--- WHAT THE TASK ASKS ---
Pick out and copy every line below that has the word "личная".

########

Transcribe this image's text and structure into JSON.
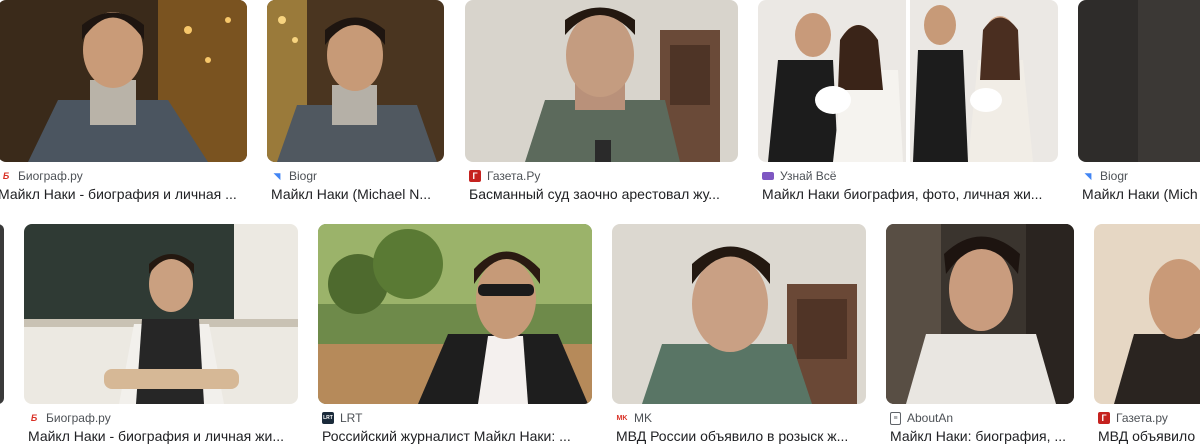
{
  "results": [
    {
      "source": "Биограф.ру",
      "title": "Майкл Наки - биография и личная ...",
      "favicon": "biograf-icon"
    },
    {
      "source": "Biogr",
      "title": "Майкл Наки (Michael N...",
      "favicon": "biogr-icon"
    },
    {
      "source": "Газета.Ру",
      "title": "Басманный суд заочно арестовал жу...",
      "favicon": "gazeta-icon"
    },
    {
      "source": "Узнай Всё",
      "title": "Майкл Наки биография, фото, личная жи...",
      "favicon": "uznay-icon"
    },
    {
      "source": "Biogr",
      "title": "Майкл Наки (Mich",
      "favicon": "biogr-icon"
    },
    {
      "source": "Биограф.ру",
      "title": "Майкл Наки - биография и личная жи...",
      "favicon": "biograf-icon"
    },
    {
      "source": "LRT",
      "title": "Российский журналист Майкл Наки: ...",
      "favicon": "lrt-icon"
    },
    {
      "source": "MK",
      "title": "МВД России объявило в розыск ж...",
      "favicon": "mk-icon"
    },
    {
      "source": "AboutAn",
      "title": "Майкл Наки: биография, ...",
      "favicon": "aboutan-icon"
    },
    {
      "source": "Газета.ру",
      "title": "МВД объявило",
      "favicon": "gazeta-icon"
    }
  ],
  "colors": {
    "source_text": "#4d5156",
    "title_text": "#202124",
    "biograf_red": "#d93025",
    "gazeta_red": "#c5221f",
    "uznay_purple": "#7e57c2",
    "biogr_blue": "#4285f4"
  }
}
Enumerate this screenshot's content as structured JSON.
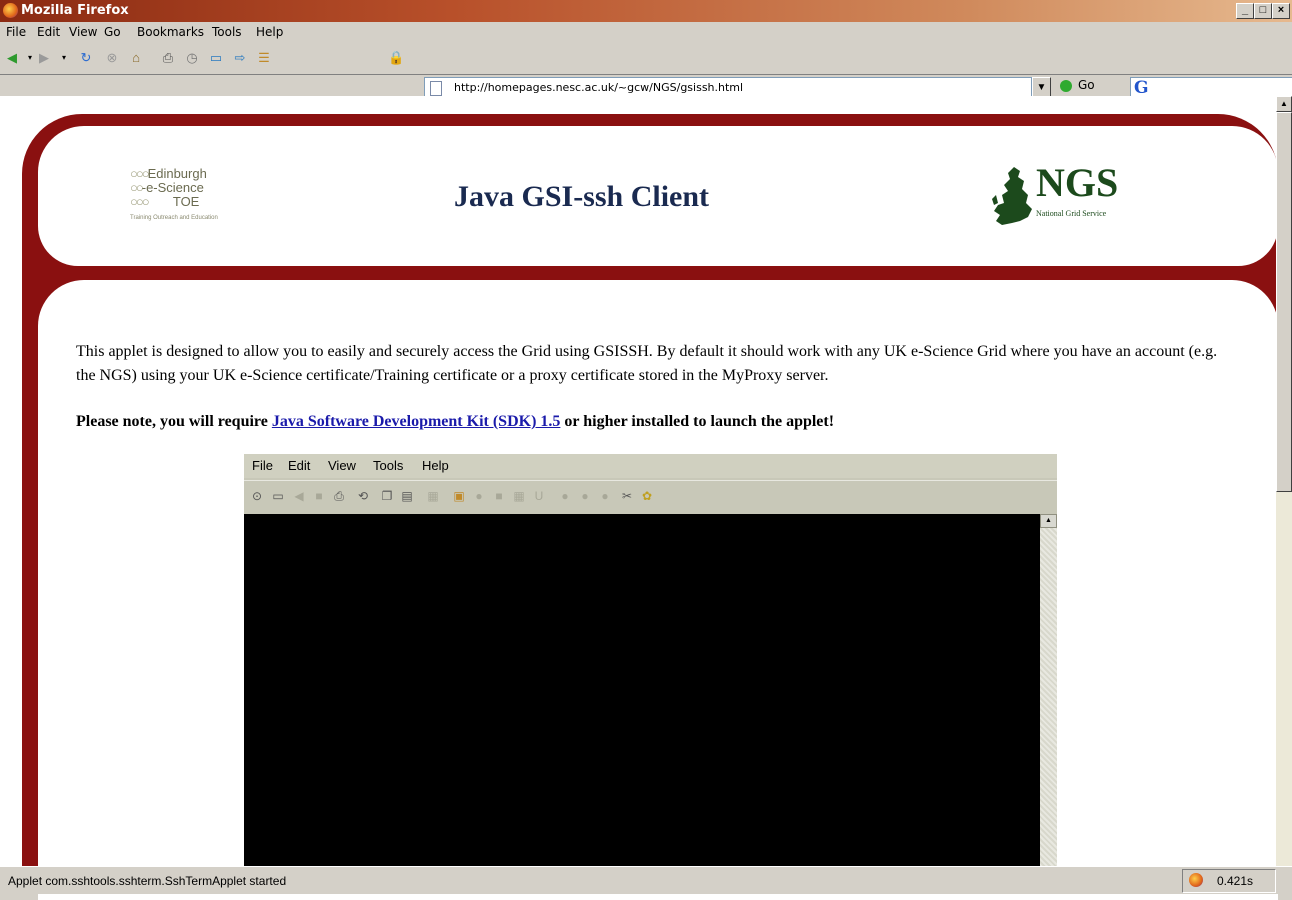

########

--- TASK ANSWER ---
      "title": "Майкл Наки - биография и личная ...",
      "title": "Майкл Наки биография, фото, личная жи...",
      "title": "Майкл Наки - биография и личная жи...",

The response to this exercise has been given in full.